(Extracted records)
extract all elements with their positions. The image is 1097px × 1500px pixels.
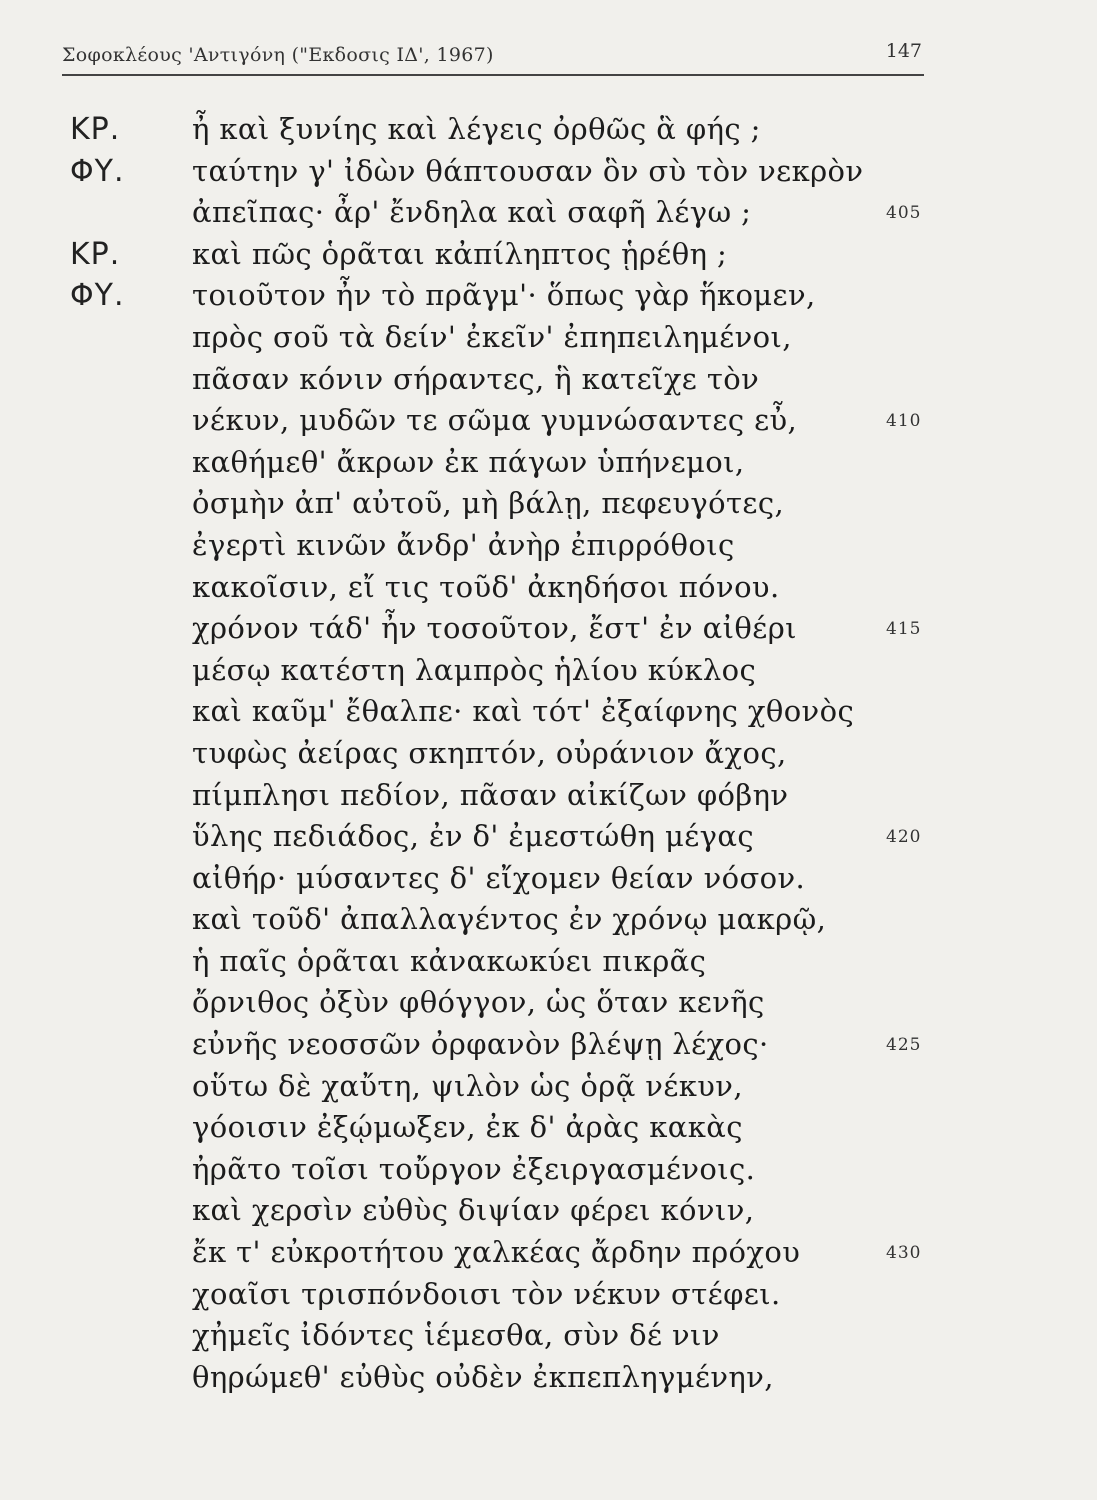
verse-line bbox=[0, 859, 1097, 901]
verse-line bbox=[0, 1108, 1097, 1150]
verse-line bbox=[0, 360, 1097, 402]
verse-line bbox=[0, 1067, 1097, 1109]
verse-line bbox=[0, 900, 1097, 942]
verse-text-line: γόοισιν ἐξῴμωξεν, ἐκ δ' ἀρὰς κακὰς bbox=[192, 1110, 743, 1145]
speaker-label: ΦΥ. bbox=[70, 278, 125, 314]
verse-text-line: νέκυν, μυδῶν τε σῶμα γυμνώσαντες εὖ, bbox=[192, 403, 798, 438]
verse-text-line: καὶ καῦμ' ἔθαλπε· καὶ τότ' ἐξαίφνης χθονὸς bbox=[192, 694, 855, 729]
verse-line bbox=[0, 193, 1097, 235]
line-number: 425 bbox=[886, 1035, 922, 1056]
verse-text-line: πρὸς σοῦ τὰ δείν' ἐκεῖν' ἐπηπειλημένοι, bbox=[192, 319, 792, 354]
verse-line bbox=[0, 318, 1097, 360]
verse-text-line: μέσῳ κατέστη λαμπρὸς ἡλίου κύκλος bbox=[192, 652, 757, 687]
verse-text-line: χἠμεῖς ἰδόντες ἱέμεσθα, σὺν δέ νιν bbox=[192, 1318, 720, 1353]
verse-text bbox=[0, 110, 1097, 1399]
verse-line bbox=[0, 942, 1097, 984]
verse-text-line: ὀσμὴν ἀπ' αὐτοῦ, μὴ βάλῃ, πεφευγότες, bbox=[192, 486, 785, 521]
verse-line bbox=[0, 401, 1097, 443]
verse-text-line: ταύτην γ' ἰδὼν θάπτουσαν ὃν σὺ τὸν νεκρὸν bbox=[192, 153, 864, 188]
speaker-label: ΚΡ. bbox=[70, 112, 121, 147]
line-number: 420 bbox=[886, 827, 922, 848]
running-title: Σοφοκλέους 'Αντιγόνη ("Εκδοσις ΙΔ', 1967) bbox=[62, 44, 494, 66]
verse-text-line: χοαῖσι τρισπόνδοισι τὸν νέκυν στέφει. bbox=[192, 1276, 781, 1311]
verse-line bbox=[0, 1150, 1097, 1192]
speaker-label: ΚΡ. bbox=[70, 236, 121, 272]
verse-text-line: ἡ παῖς ὁρᾶται κἀνακωκύει πικρᾶς bbox=[192, 943, 707, 978]
verse-text-line: καὶ τοῦδ' ἀπαλλαγέντος ἐν χρόνῳ μακρῷ, bbox=[192, 902, 827, 937]
line-number: 410 bbox=[886, 411, 922, 432]
verse-line bbox=[0, 110, 1097, 152]
line-number: 430 bbox=[886, 1243, 922, 1264]
line-number: 415 bbox=[886, 619, 922, 640]
verse-line bbox=[0, 484, 1097, 526]
verse-text-line: τυφὼς ἀείρας σκηπτόν, οὐράνιον ἄχος, bbox=[192, 735, 787, 770]
verse-line bbox=[0, 734, 1097, 776]
verse-text-line: καὶ χερσὶν εὐθὺς διψίαν φέρει κόνιν, bbox=[192, 1193, 755, 1228]
verse-line bbox=[0, 443, 1097, 485]
verse-line bbox=[0, 152, 1097, 194]
verse-line bbox=[0, 1316, 1097, 1358]
verse-text-line: καὶ πῶς ὁρᾶται κἀπίληπτος ᾑρέθη ; bbox=[192, 236, 728, 271]
verse-line bbox=[0, 526, 1097, 568]
verse-line bbox=[0, 1191, 1097, 1233]
verse-line bbox=[0, 609, 1097, 651]
speaker-label: ΦΥ. bbox=[70, 153, 125, 189]
verse-text-line: ἠρᾶτο τοῖσι τοὔργον ἐξειργασμένοις. bbox=[192, 1151, 756, 1186]
running-header bbox=[62, 36, 930, 76]
verse-text-line: καθήμεθ' ἄκρων ἐκ πάγων ὑπήνεμοι, bbox=[192, 444, 745, 479]
verse-text-line: ὄρνιθος ὀξὺν φθόγγον, ὡς ὅταν κενῆς bbox=[192, 985, 765, 1020]
verse-text-line: ὕλης πεδιάδος, ἐν δ' ἐμεστώθη μέγας bbox=[192, 819, 754, 854]
verse-line bbox=[0, 1025, 1097, 1067]
verse-text-line: ἐγερτὶ κινῶν ἄνδρ' ἀνὴρ ἐπιρρόθοις bbox=[192, 527, 735, 562]
verse-text-line: τοιοῦτον ἦν τὸ πρᾶγμ'· ὅπως γὰρ ἥκομεν, bbox=[192, 278, 816, 313]
verse-text-line: εὐνῆς νεοσσῶν ὀρφανὸν βλέψῃ λέχος· bbox=[192, 1027, 769, 1062]
line-number: 405 bbox=[886, 203, 922, 224]
verse-text-line: ἀπεῖπας· ἆρ' ἔνδηλα καὶ σαφῆ λέγω ; bbox=[192, 195, 752, 230]
verse-text-line: ἦ καὶ ξυνίης καὶ λέγεις ὀρθῶς ἃ φής ; bbox=[192, 112, 761, 146]
page-number: 147 bbox=[885, 40, 922, 62]
verse-line bbox=[0, 1275, 1097, 1317]
verse-line bbox=[0, 1358, 1097, 1400]
verse-line bbox=[0, 776, 1097, 818]
verse-text-line: πᾶσαν κόνιν σήραντες, ἣ κατεῖχε τὸν bbox=[192, 361, 760, 396]
verse-text-line: κακοῖσιν, εἴ τις τοῦδ' ἀκηδήσοι πόνου. bbox=[192, 569, 780, 604]
verse-line bbox=[0, 983, 1097, 1025]
verse-text-line: ἔκ τ' εὐκροτήτου χαλκέας ἄρδην πρόχου bbox=[192, 1235, 801, 1270]
verse-line bbox=[0, 1233, 1097, 1275]
verse-line bbox=[0, 651, 1097, 693]
verse-line bbox=[0, 276, 1097, 318]
header-rule bbox=[62, 74, 924, 76]
verse-text-line: θηρώμεθ' εὐθὺς οὐδὲν ἐκπεπληγμένην, bbox=[192, 1359, 774, 1394]
verse-text-line: χρόνον τάδ' ἦν τοσοῦτον, ἔστ' ἐν αἰθέρι bbox=[192, 611, 797, 646]
verse-text-line: αἰθήρ· μύσαντες δ' εἴχομεν θείαν νόσον. bbox=[192, 860, 806, 895]
verse-text-line: οὕτω δὲ χαὔτη, ψιλὸν ὡς ὁρᾷ νέκυν, bbox=[192, 1068, 743, 1103]
verse-line bbox=[0, 568, 1097, 610]
verse-line bbox=[0, 692, 1097, 734]
verse-text-line: πίμπλησι πεδίον, πᾶσαν αἰκίζων φόβην bbox=[192, 777, 789, 812]
verse-line bbox=[0, 235, 1097, 277]
verse-line bbox=[0, 817, 1097, 859]
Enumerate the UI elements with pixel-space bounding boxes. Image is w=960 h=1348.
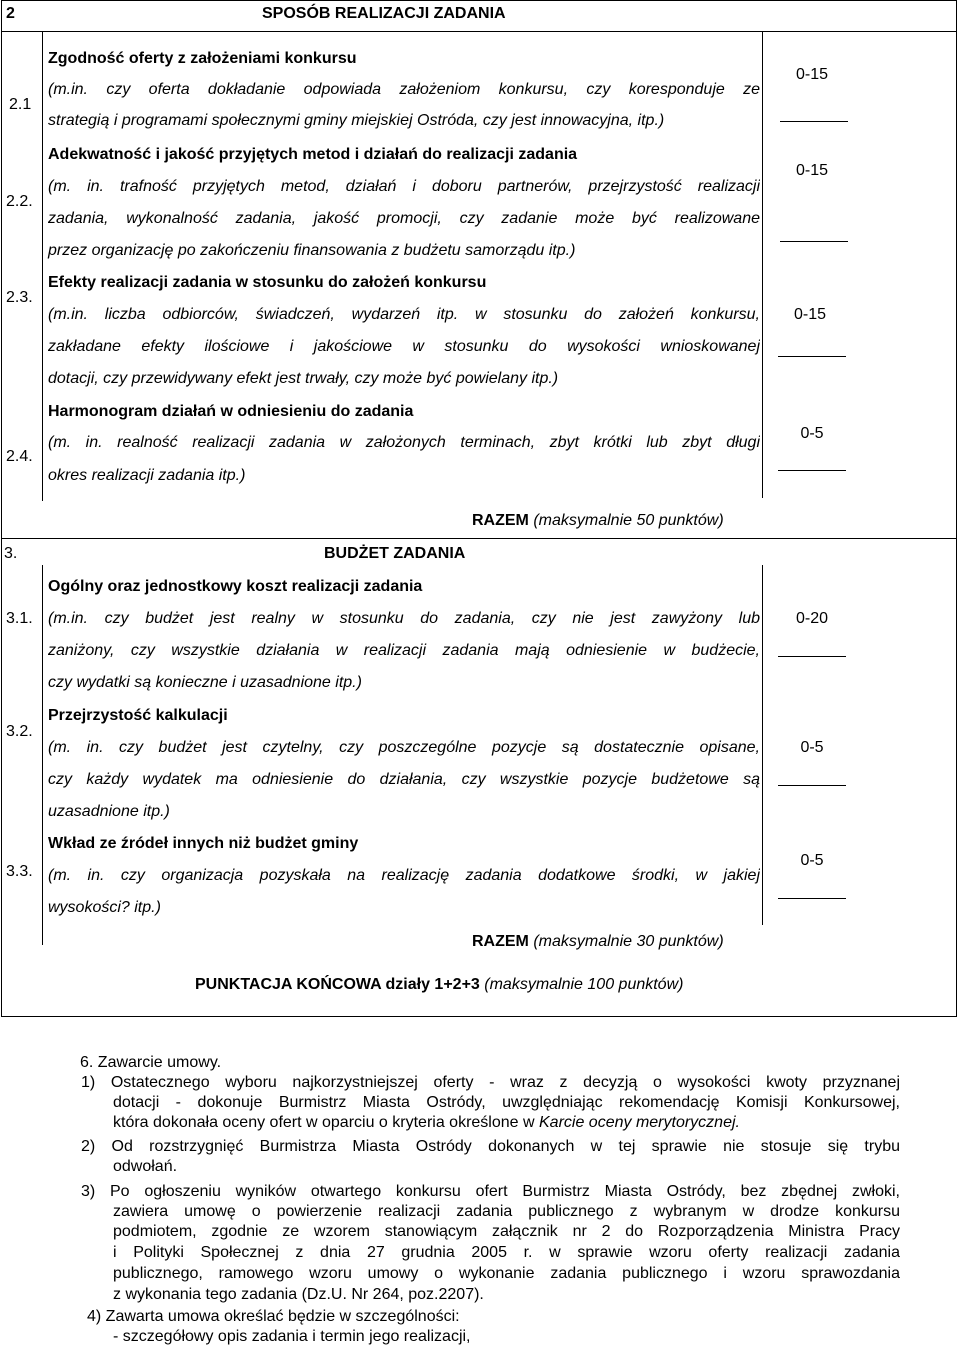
- item-heading: Zgodność oferty z założeniami konkursu: [48, 50, 357, 67]
- item-description-line: (m.in. czy oferta dokładanie odpowiada założeniom konkursu, czy koresponduje ze: [48, 81, 760, 98]
- paragraph-emphasis: Karcie oceny merytorycznej.: [539, 1114, 740, 1131]
- paragraph-text: która dokonała oceny ofert w oparciu o kryteria określone w: [113, 1114, 535, 1131]
- body-heading: 6. Zawarcie umowy.: [80, 1054, 222, 1071]
- item-description-line: strategią i programami społecznymi gminy miejskiej Ostróda, czy jest innowacyjna, itp.): [48, 112, 665, 129]
- item-heading: Efekty realizacji zadania w stosunku do założeń konkursu: [48, 274, 487, 291]
- paragraph-line: [113, 1113, 740, 1132]
- item-heading: Wkład ze źródeł innych niż budżet gminy: [48, 835, 359, 852]
- item-heading: Harmonogram działań w odniesieniu do zadania: [48, 403, 414, 420]
- paragraph-line: z wykonania tego zadania (Dz.U. Nr 264, poz.2207).: [113, 1286, 484, 1303]
- item-description-line: czy wydatki są konieczne i uzasadnione itp.): [48, 674, 362, 691]
- total-note: (maksymalnie 30 punktów): [533, 933, 724, 950]
- column-divider: [762, 565, 763, 925]
- item-number: 2.2.: [6, 193, 33, 210]
- paragraph-line: dotacji - dokonuje Burmistrz Miasta Ostródy, uwzględniając rekomendację Komisji Konkursowej,: [113, 1094, 900, 1111]
- section-title: BUDŻET ZADANIA: [324, 545, 466, 562]
- item-number: 2.1: [9, 96, 32, 113]
- score-range: 0-5: [800, 739, 824, 756]
- score-blank: [778, 356, 846, 357]
- row-divider: [1, 31, 957, 32]
- row-divider: [1, 538, 957, 539]
- paragraph-line: publicznego, ramowego wzoru umowy o wykonanie zadania publicznego i wzoru sprawozdania: [113, 1265, 900, 1282]
- item-description-line: uzasadnione itp.): [48, 803, 170, 820]
- item-description-line: dotacji, czy przewidywany efekt jest trwały, czy może być powielany itp.): [48, 370, 559, 387]
- item-heading: Adekwatność i jakość przyjętych metod i działań do realizacji zadania: [48, 146, 578, 163]
- score-range: 0-5: [800, 852, 824, 869]
- item-description-line: zaniżony, czy wszystkie działania w realizacji zadania mają odniesienie w budżecie,: [48, 642, 760, 659]
- item-description-line: zakładane efekty ilościowe i jakościowe w stosunku do wysokości wnioskowanej: [48, 338, 760, 355]
- item-description-line: okres realizacji zadania itp.): [48, 467, 246, 484]
- score-range: 0-15: [793, 306, 827, 323]
- section-title: SPOSÓB REALIZACJI ZADANIA: [262, 5, 506, 22]
- final-note: (maksymalnie 100 punktów): [484, 976, 684, 993]
- paragraph-line: i Polityki Społecznej z dnia 27 grudnia 2005 r. w sprawie wzoru oferty realizacji zadania: [113, 1244, 900, 1261]
- score-blank: [778, 898, 846, 899]
- score-blank: [780, 241, 848, 242]
- section-number: 2: [6, 5, 15, 22]
- total-label: RAZEM: [472, 512, 529, 529]
- column-divider: [42, 31, 43, 501]
- score-range: 0-5: [800, 425, 824, 442]
- score-blank: [778, 470, 846, 471]
- item-heading: Przejrzystość kalkulacji: [48, 707, 228, 724]
- item-heading: Ogólny oraz jednostkowy koszt realizacji zadania: [48, 578, 423, 595]
- item-description-line: czy każdy wydatek ma odniesienie do działania, czy wszystkie pozycje budżetowe są: [48, 771, 760, 788]
- paragraph-line: 2) Od rozstrzygnięć Burmistrza Miasta Ostródy dokonanych w tej sprawie nie stosuje się trybu: [81, 1138, 900, 1155]
- paragraph-line: - szczegółowy opis zadania i termin jego realizacji,: [113, 1328, 471, 1345]
- section-number: 3.: [4, 545, 18, 562]
- item-number: 2.4.: [6, 448, 33, 465]
- final-score: [195, 975, 683, 995]
- score-range: 0-20: [795, 610, 829, 627]
- item-number: 2.3.: [6, 289, 33, 306]
- paragraph-line: 4) Zawarta umowa określać będzie w szczególności:: [87, 1308, 460, 1325]
- total-note: (maksymalnie 50 punktów): [533, 512, 724, 529]
- section-total: [472, 511, 724, 531]
- total-label: RAZEM: [472, 933, 529, 950]
- item-description-line: (m. in. realność realizacji zadania w założonych terminach, zbyt krótki lub zbyt długi: [48, 434, 760, 451]
- score-blank: [778, 785, 846, 786]
- paragraph-line: podmiotem, zgodnie ze wzorem stanowiącym załącznik nr 2 do Rozporządzenia Ministra Pracy: [113, 1223, 900, 1240]
- section-total: [472, 932, 724, 952]
- item-description-line: (m. in. czy budżet jest czytelny, czy poszczególne pozycje są dostatecznie opisane,: [48, 739, 760, 756]
- column-divider: [42, 565, 43, 945]
- item-description-line: (m. in. czy organizacja pozyskała na realizację zadania dodatkowe środki, w jakiej: [48, 867, 760, 884]
- score-range: 0-15: [795, 66, 829, 83]
- item-description-line: przez organizację po zakończeniu finansowania z budżetu samorządu itp.): [48, 242, 576, 259]
- paragraph-line: 3) Po ogłoszeniu wyników otwartego konkursu ofert Burmistrz Miasta Ostródy, bez zbędnej zwłoki,: [81, 1183, 900, 1200]
- item-number: 3.1.: [6, 610, 33, 627]
- item-description-line: wysokości? itp.): [48, 899, 161, 916]
- score-range: 0-15: [795, 162, 829, 179]
- paragraph-line: 1) Ostatecznego wyboru najkorzystniejszej oferty - wraz z decyzją o wysokości kwoty przyznanej: [81, 1074, 900, 1091]
- final-label: PUNKTACJA KOŃCOWA działy 1+2+3: [195, 976, 480, 993]
- paragraph-line: zawiera umowę o powierzenie realizacji zadania publicznego z wybranym w drodze konkursu: [113, 1203, 900, 1220]
- item-description-line: (m. in. trafność przyjętych metod, działań i doboru partnerów, przejrzystość realizacji: [48, 178, 760, 195]
- item-description-line: zadania, wykonalność zadania, jakość promocji, czy zadanie może być realizowane: [48, 210, 760, 227]
- score-blank: [778, 656, 846, 657]
- paragraph-line: odwołań.: [113, 1158, 178, 1175]
- score-blank: [780, 121, 848, 122]
- item-description-line: (m.in. czy budżet jest realny w stosunku do zadania, czy nie jest zawyżony lub: [48, 610, 760, 627]
- item-number: 3.3.: [6, 863, 33, 880]
- item-description-line: (m.in. liczba odbiorców, świadczeń, wydarzeń itp. w stosunku do założeń konkursu,: [48, 306, 760, 323]
- column-divider: [762, 31, 763, 498]
- item-number: 3.2.: [6, 723, 33, 740]
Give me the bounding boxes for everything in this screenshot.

◆ **WORK TO DO**
Print the items from the line with "verse-line bbox=[0, 859, 1097, 901]" to the line with "verse-text-line: νέκυν, μυδῶν", reproducing each of those lines without any change.

◆ **EXERCISE ANSWER**
verse-line bbox=[0, 859, 1097, 901]
verse-line bbox=[0, 1108, 1097, 1150]
verse-line bbox=[0, 360, 1097, 402]
verse-line bbox=[0, 1067, 1097, 1109]
verse-line bbox=[0, 900, 1097, 942]
verse-text-line: γόοισιν ἐξῴμωξεν, ἐκ δ' ἀρὰς κακὰς bbox=[192, 1110, 743, 1145]
speaker-label: ΦΥ. bbox=[70, 278, 125, 314]
verse-text-line: νέκυν, μυδῶν τε σῶμα γυμνώσαντες εὖ, bbox=[192, 403, 798, 438]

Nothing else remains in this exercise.